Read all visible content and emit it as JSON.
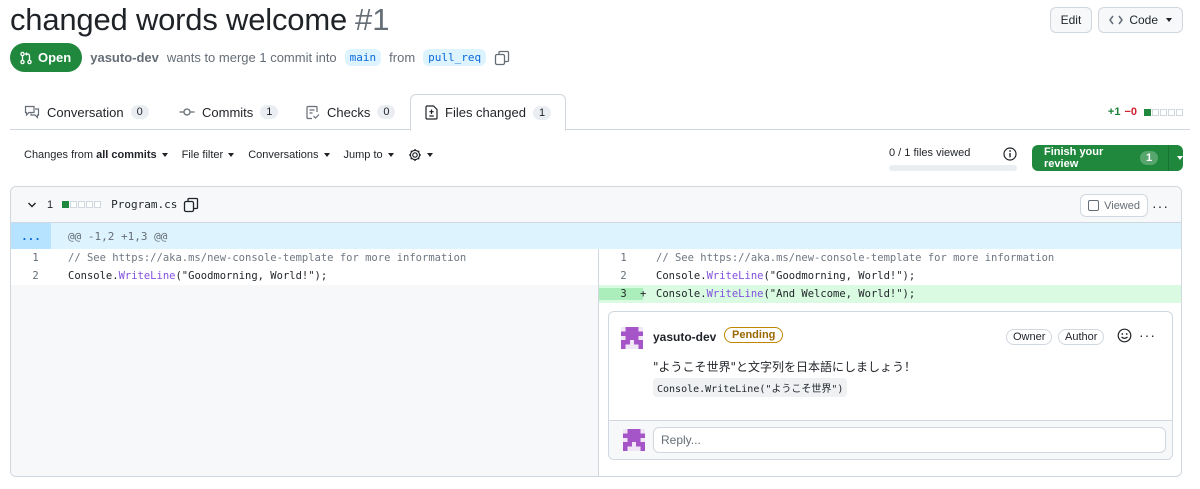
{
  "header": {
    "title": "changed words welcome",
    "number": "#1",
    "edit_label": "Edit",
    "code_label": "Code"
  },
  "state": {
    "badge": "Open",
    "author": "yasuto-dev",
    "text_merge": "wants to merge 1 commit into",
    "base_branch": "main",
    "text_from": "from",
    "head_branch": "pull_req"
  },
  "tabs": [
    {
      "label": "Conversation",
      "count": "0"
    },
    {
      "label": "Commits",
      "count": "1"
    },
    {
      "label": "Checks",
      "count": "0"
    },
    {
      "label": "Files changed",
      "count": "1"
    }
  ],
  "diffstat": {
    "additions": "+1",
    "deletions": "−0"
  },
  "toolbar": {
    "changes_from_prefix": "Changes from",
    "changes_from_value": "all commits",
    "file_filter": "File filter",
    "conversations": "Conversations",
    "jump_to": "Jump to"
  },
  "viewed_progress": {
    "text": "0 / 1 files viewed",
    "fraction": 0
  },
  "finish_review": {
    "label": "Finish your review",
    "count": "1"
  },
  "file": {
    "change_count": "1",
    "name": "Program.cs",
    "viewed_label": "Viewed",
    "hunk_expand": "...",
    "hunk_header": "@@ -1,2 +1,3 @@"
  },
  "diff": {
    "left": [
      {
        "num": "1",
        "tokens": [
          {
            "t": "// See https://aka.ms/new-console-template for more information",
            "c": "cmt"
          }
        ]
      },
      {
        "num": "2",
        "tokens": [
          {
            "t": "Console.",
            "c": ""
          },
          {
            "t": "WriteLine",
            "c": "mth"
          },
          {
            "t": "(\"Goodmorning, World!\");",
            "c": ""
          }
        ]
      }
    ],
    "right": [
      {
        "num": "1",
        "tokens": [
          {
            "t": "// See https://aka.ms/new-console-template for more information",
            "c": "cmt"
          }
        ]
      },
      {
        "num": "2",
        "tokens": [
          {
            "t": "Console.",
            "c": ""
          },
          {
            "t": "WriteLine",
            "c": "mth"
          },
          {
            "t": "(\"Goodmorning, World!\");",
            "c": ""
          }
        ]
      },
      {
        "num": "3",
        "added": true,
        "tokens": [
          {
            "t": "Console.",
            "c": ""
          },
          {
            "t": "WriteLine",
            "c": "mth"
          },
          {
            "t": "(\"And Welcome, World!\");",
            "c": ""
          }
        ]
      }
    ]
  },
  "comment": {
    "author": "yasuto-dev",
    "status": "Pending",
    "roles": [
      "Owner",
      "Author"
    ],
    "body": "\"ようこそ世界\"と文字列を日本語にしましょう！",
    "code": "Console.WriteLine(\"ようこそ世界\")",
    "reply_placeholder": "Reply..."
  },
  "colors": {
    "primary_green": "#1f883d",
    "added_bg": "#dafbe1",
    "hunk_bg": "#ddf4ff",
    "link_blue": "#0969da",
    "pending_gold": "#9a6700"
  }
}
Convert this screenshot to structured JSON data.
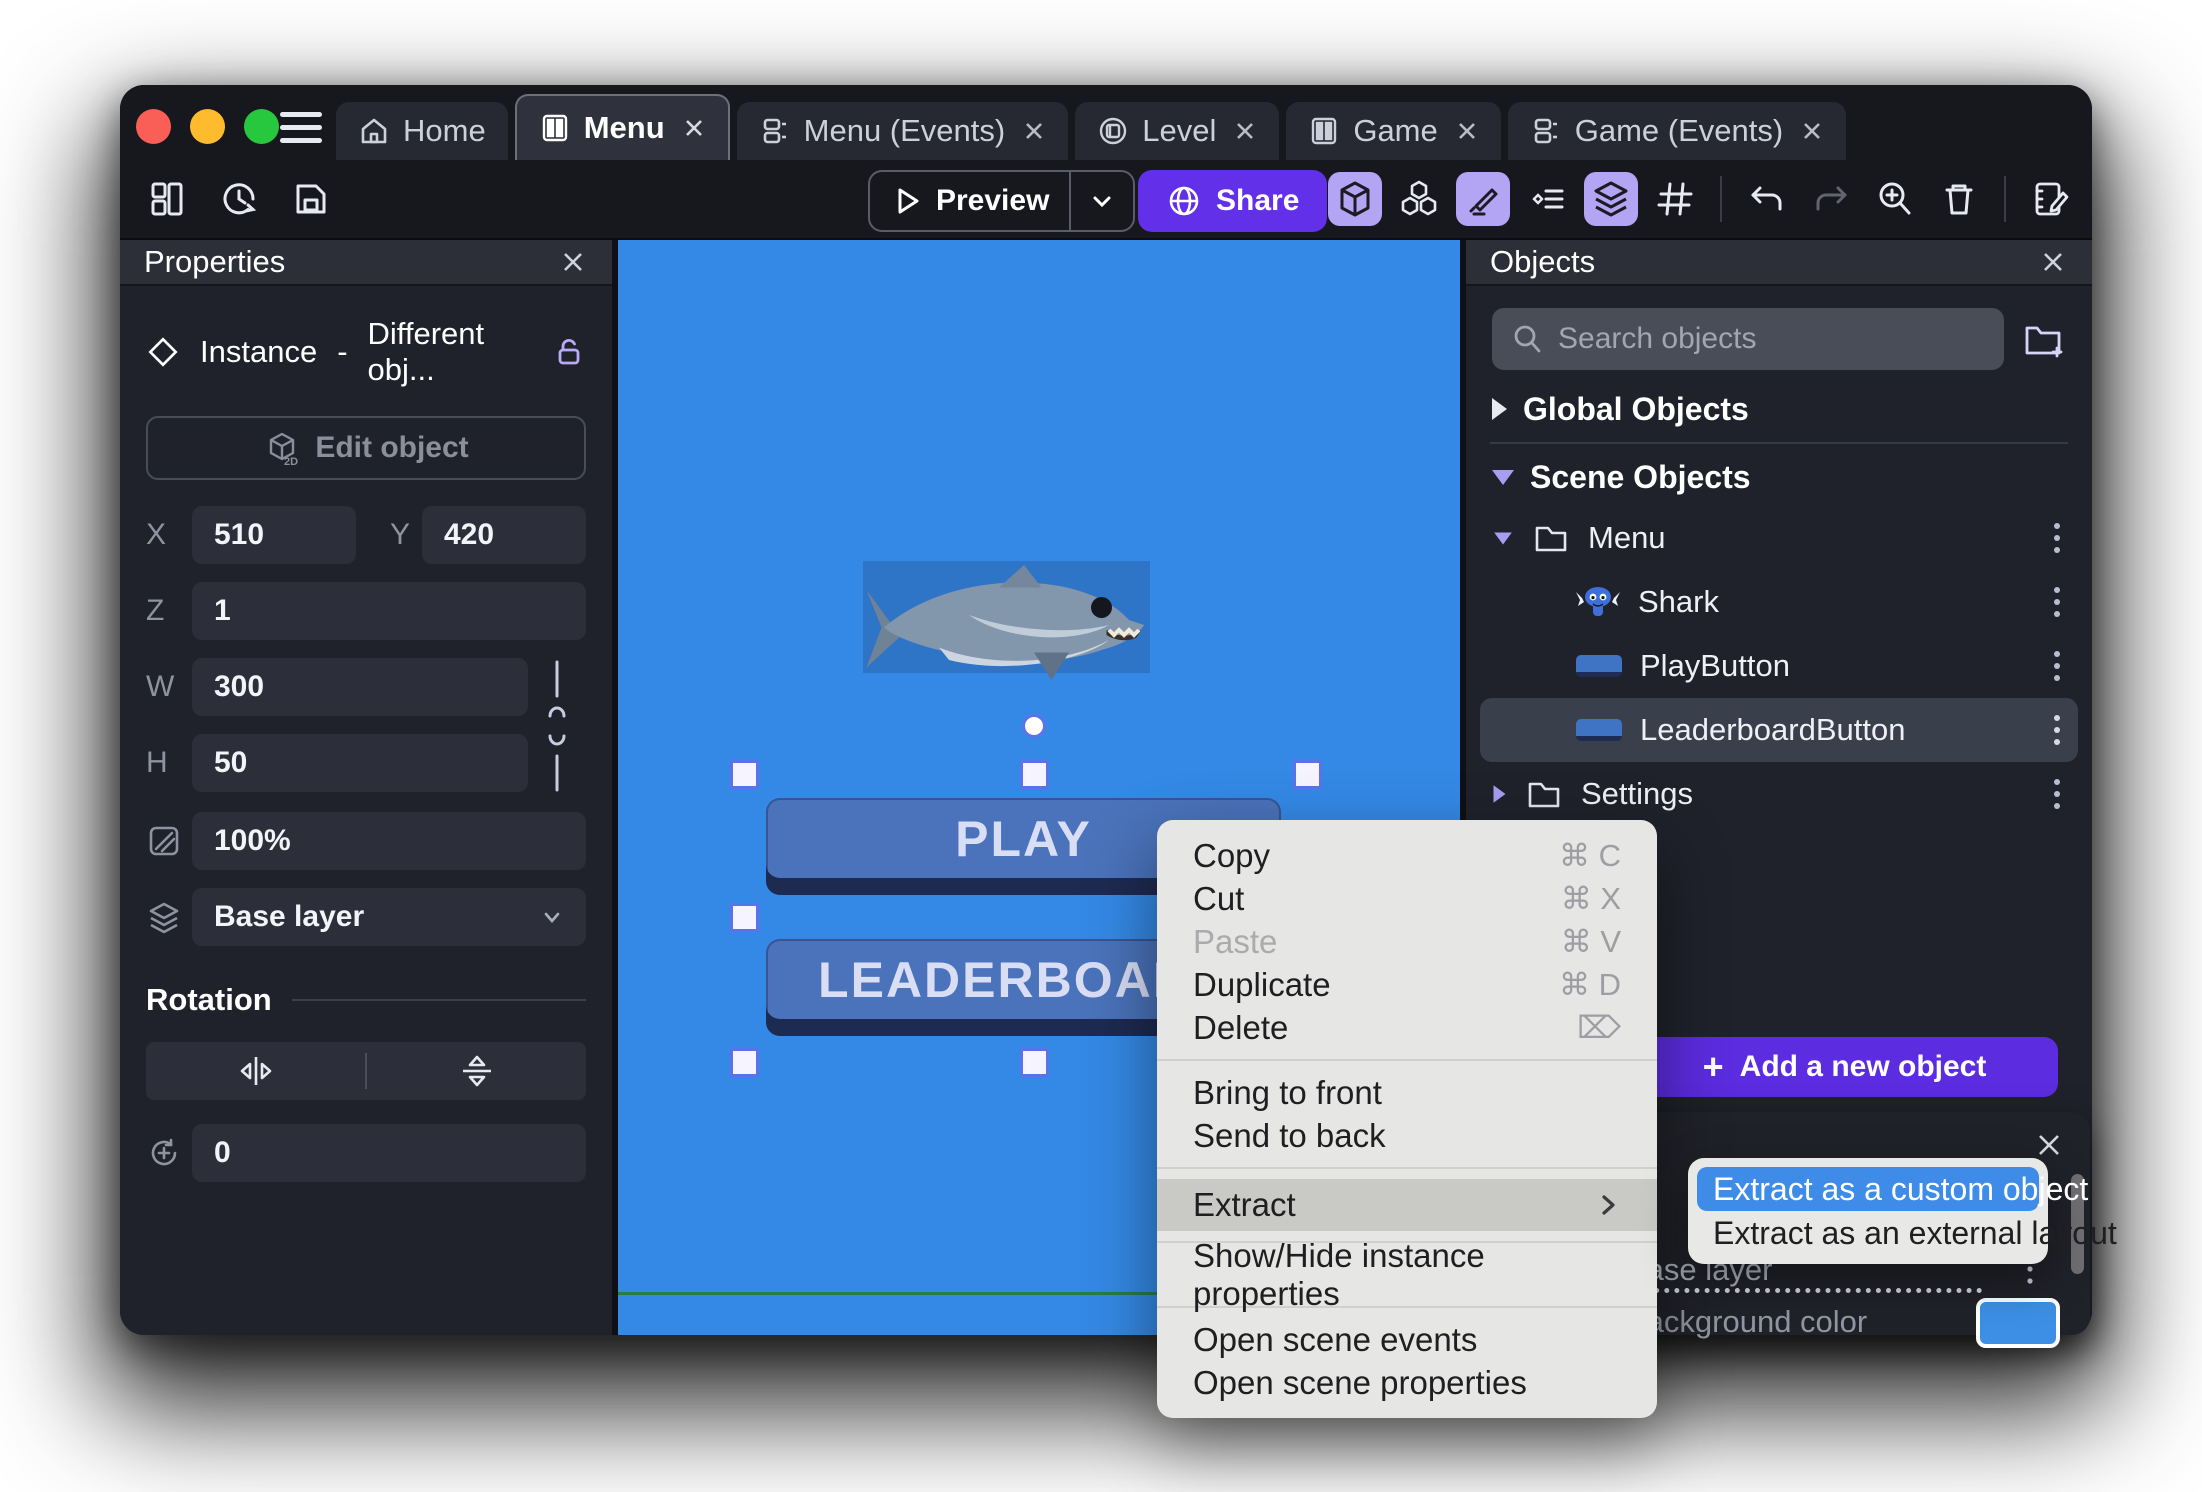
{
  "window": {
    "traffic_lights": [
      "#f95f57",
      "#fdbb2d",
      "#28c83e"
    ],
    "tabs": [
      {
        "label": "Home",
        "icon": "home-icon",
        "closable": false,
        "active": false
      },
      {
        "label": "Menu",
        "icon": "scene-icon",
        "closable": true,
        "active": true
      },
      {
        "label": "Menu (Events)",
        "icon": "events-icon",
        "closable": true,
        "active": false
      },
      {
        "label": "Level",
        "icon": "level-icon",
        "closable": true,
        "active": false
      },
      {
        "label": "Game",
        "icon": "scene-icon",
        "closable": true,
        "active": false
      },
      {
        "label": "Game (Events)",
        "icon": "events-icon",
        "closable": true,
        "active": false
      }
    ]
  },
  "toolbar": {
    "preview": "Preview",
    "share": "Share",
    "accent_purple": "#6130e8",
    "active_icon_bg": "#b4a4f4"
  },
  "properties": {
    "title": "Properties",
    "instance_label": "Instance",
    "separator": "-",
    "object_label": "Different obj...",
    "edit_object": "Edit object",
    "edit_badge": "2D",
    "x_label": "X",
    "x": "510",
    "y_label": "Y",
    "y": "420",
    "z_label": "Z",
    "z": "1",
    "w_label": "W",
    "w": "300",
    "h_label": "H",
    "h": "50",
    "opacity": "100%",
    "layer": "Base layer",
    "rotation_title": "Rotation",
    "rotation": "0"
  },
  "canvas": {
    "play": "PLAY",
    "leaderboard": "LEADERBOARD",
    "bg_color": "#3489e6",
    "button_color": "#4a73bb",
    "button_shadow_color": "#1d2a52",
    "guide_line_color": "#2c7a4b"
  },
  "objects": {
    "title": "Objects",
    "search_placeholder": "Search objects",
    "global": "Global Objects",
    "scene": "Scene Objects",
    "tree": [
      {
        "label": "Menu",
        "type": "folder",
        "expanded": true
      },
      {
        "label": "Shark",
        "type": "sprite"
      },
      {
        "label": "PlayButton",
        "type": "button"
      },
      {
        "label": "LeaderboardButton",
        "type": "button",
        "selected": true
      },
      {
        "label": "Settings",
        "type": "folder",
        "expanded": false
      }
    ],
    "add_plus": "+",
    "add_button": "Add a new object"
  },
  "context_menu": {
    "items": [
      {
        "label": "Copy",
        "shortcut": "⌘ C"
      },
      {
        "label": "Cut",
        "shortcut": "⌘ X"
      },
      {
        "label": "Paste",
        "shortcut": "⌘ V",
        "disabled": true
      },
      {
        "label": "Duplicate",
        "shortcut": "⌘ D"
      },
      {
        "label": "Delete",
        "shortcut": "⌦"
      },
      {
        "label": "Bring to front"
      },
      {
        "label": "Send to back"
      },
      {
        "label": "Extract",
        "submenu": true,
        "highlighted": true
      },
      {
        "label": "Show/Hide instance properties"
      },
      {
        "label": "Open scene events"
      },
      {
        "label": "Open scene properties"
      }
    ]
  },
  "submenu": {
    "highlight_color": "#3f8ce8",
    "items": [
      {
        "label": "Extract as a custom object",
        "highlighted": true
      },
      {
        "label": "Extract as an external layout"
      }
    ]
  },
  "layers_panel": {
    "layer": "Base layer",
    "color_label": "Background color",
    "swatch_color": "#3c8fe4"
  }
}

_____

▶ **Given request**: Repeat the material above verbatim. Leave the pictures behind.

▶ **Answer to this exercise**:
Read all visible content and emit it as JSON.
{
  "header": {
    "title": "changed words welcome",
    "number": "#1",
    "edit_label": "Edit",
    "code_label": "Code"
  },
  "state": {
    "badge": "Open",
    "author": "yasuto-dev",
    "text_merge": "wants to merge 1 commit into",
    "base_branch": "main",
    "text_from": "from",
    "head_branch": "pull_req"
  },
  "tabs": [
    {
      "label": "Conversation",
      "count": "0"
    },
    {
      "label": "Commits",
      "count": "1"
    },
    {
      "label": "Checks",
      "count": "0"
    },
    {
      "label": "Files changed",
      "count": "1"
    }
  ],
  "diffstat": {
    "additions": "+1",
    "deletions": "−0"
  },
  "toolbar": {
    "changes_from_prefix": "Changes from",
    "changes_from_value": "all commits",
    "file_filter": "File filter",
    "conversations": "Conversations",
    "jump_to": "Jump to"
  },
  "viewed_progress": {
    "text": "0 / 1 files viewed",
    "fraction": 0
  },
  "finish_review": {
    "label": "Finish your review",
    "count": "1"
  },
  "file": {
    "change_count": "1",
    "name": "Program.cs",
    "viewed_label": "Viewed",
    "hunk_expand": "...",
    "hunk_header": "@@ -1,2 +1,3 @@"
  },
  "diff": {
    "left": [
      {
        "num": "1",
        "tokens": [
          {
            "t": "// See https://aka.ms/new-console-template for more information",
            "c": "cmt"
          }
        ]
      },
      {
        "num": "2",
        "tokens": [
          {
            "t": "Console.",
            "c": ""
          },
          {
            "t": "WriteLine",
            "c": "mth"
          },
          {
            "t": "(\"Goodmorning, World!\");",
            "c": ""
          }
        ]
      }
    ],
    "right": [
      {
        "num": "1",
        "tokens": [
          {
            "t": "// See https://aka.ms/new-console-template for more information",
            "c": "cmt"
          }
        ]
      },
      {
        "num": "2",
        "tokens": [
          {
            "t": "Console.",
            "c": ""
          },
          {
            "t": "WriteLine",
            "c": "mth"
          },
          {
            "t": "(\"Goodmorning, World!\");",
            "c": ""
          }
        ]
      },
      {
        "num": "3",
        "added": true,
        "tokens": [
          {
            "t": "Console.",
            "c": ""
          },
          {
            "t": "WriteLine",
            "c": "mth"
          },
          {
            "t": "(\"And Welcome, World!\");",
            "c": ""
          }
        ]
      }
    ]
  },
  "comment": {
    "author": "yasuto-dev",
    "status": "Pending",
    "roles": [
      "Owner",
      "Author"
    ],
    "body": "\"ようこそ世界\"と文字列を日本語にしましょう！",
    "code": "Console.WriteLine(\"ようこそ世界\")",
    "reply_placeholder": "Reply..."
  },
  "colors": {
    "primary_green": "#1f883d",
    "added_bg": "#dafbe1",
    "hunk_bg": "#ddf4ff",
    "link_blue": "#0969da",
    "pending_gold": "#9a6700"
  }
}
Convert this screenshot to structured JSON data.
{
  "window": {
    "traffic_lights": [
      "#f95f57",
      "#fdbb2d",
      "#28c83e"
    ],
    "tabs": [
      {
        "label": "Home",
        "icon": "home-icon",
        "closable": false,
        "active": false
      },
      {
        "label": "Menu",
        "icon": "scene-icon",
        "closable": true,
        "active": true
      },
      {
        "label": "Menu (Events)",
        "icon": "events-icon",
        "closable": true,
        "active": false
      },
      {
        "label": "Level",
        "icon": "level-icon",
        "closable": true,
        "active": false
      },
      {
        "label": "Game",
        "icon": "scene-icon",
        "closable": true,
        "active": false
      },
      {
        "label": "Game (Events)",
        "icon": "events-icon",
        "closable": true,
        "active": false
      }
    ]
  },
  "toolbar": {
    "preview": "Preview",
    "share": "Share",
    "accent_purple": "#6130e8",
    "active_icon_bg": "#b4a4f4"
  },
  "properties": {
    "title": "Properties",
    "instance_label": "Instance",
    "separator": "-",
    "object_label": "Different obj...",
    "edit_object": "Edit object",
    "edit_badge": "2D",
    "x_label": "X",
    "x": "510",
    "y_label": "Y",
    "y": "420",
    "z_label": "Z",
    "z": "1",
    "w_label": "W",
    "w": "300",
    "h_label": "H",
    "h": "50",
    "opacity": "100%",
    "layer": "Base layer",
    "rotation_title": "Rotation",
    "rotation": "0"
  },
  "canvas": {
    "play": "PLAY",
    "leaderboard": "LEADERBOARD",
    "bg_color": "#3489e6",
    "button_color": "#4a73bb",
    "button_shadow_color": "#1d2a52",
    "guide_line_color": "#2c7a4b"
  },
  "objects": {
    "title": "Objects",
    "search_placeholder": "Search objects",
    "global": "Global Objects",
    "scene": "Scene Objects",
    "tree": [
      {
        "label": "Menu",
        "type": "folder",
        "expanded": true
      },
      {
        "label": "Shark",
        "type": "sprite"
      },
      {
        "label": "PlayButton",
        "type": "button"
      },
      {
        "label": "LeaderboardButton",
        "type": "button",
        "selected": true
      },
      {
        "label": "Settings",
        "type": "folder",
        "expanded": false
      }
    ],
    "add_plus": "+",
    "add_button": "Add a new object"
  },
  "context_menu": {
    "items": [
      {
        "label": "Copy",
        "shortcut": "⌘ C"
      },
      {
        "label": "Cut",
        "shortcut": "⌘ X"
      },
      {
        "label": "Paste",
        "shortcut": "⌘ V",
        "disabled": true
      },
      {
        "label": "Duplicate",
        "shortcut": "⌘ D"
      },
      {
        "label": "Delete",
        "shortcut": "⌦"
      },
      {
        "label": "Bring to front"
      },
      {
        "label": "Send to back"
      },
      {
        "label": "Extract",
        "submenu": true,
        "highlighted": true
      },
      {
        "label": "Show/Hide instance properties"
      },
      {
        "label": "Open scene events"
      },
      {
        "label": "Open scene properties"
      }
    ]
  },
  "submenu": {
    "highlight_color": "#3f8ce8",
    "items": [
      {
        "label": "Extract as a custom object",
        "highlighted": true
      },
      {
        "label": "Extract as an external layout"
      }
    ]
  },
  "layers_panel": {
    "layer": "Base layer",
    "color_label": "Background color",
    "swatch_color": "#3c8fe4"
  }
}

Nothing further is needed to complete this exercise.